→ **Task prompt**: What is the number of lines containing the word "detection"? Please answer with that number and nothing more.

→ **Rows**:
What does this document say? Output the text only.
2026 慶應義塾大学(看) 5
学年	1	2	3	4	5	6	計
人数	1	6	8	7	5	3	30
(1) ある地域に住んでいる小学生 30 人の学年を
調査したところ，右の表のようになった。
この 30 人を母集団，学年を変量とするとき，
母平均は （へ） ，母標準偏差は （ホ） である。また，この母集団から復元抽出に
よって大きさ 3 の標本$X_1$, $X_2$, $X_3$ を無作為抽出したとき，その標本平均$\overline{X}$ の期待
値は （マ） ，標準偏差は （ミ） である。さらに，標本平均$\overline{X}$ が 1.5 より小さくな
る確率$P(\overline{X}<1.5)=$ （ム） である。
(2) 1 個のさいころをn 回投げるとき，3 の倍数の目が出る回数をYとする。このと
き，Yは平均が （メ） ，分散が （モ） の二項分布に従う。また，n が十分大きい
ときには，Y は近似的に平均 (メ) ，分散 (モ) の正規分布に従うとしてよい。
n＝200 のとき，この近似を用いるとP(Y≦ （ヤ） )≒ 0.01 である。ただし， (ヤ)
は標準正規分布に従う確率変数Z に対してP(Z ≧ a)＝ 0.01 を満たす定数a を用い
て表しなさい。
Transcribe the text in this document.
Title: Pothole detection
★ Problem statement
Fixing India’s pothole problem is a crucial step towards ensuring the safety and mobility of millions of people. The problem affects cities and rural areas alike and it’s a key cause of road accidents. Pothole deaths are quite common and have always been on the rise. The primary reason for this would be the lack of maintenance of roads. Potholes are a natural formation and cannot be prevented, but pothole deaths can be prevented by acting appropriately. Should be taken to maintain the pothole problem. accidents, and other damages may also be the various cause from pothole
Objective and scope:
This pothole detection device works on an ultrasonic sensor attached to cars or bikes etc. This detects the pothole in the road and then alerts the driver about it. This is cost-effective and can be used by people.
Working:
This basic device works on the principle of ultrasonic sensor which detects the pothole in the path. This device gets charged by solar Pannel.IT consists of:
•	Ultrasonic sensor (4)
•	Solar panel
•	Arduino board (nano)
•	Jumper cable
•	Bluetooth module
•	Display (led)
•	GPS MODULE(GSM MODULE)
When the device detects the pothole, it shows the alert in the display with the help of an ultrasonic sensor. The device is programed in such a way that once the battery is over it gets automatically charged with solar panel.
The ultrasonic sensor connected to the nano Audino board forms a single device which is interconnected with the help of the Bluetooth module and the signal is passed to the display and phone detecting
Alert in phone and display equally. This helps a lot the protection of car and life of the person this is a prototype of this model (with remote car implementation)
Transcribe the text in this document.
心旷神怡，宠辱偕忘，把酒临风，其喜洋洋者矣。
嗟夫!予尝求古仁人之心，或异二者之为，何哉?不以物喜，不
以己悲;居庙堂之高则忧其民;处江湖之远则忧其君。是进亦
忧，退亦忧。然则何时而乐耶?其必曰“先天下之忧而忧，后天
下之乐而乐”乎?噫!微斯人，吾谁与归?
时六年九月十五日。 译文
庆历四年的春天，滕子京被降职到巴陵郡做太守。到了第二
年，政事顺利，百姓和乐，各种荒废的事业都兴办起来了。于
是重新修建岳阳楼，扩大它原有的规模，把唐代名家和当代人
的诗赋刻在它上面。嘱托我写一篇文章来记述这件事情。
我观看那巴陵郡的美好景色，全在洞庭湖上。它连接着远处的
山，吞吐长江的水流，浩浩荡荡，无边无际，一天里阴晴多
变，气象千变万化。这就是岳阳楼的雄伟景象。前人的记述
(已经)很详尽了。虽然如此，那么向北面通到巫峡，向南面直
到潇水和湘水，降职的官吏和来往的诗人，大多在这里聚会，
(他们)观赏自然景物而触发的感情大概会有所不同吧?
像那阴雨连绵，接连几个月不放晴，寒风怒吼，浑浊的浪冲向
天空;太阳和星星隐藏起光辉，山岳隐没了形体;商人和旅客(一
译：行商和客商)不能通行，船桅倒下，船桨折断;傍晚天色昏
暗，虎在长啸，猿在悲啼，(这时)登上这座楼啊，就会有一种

→ **Solution to this problem**: 2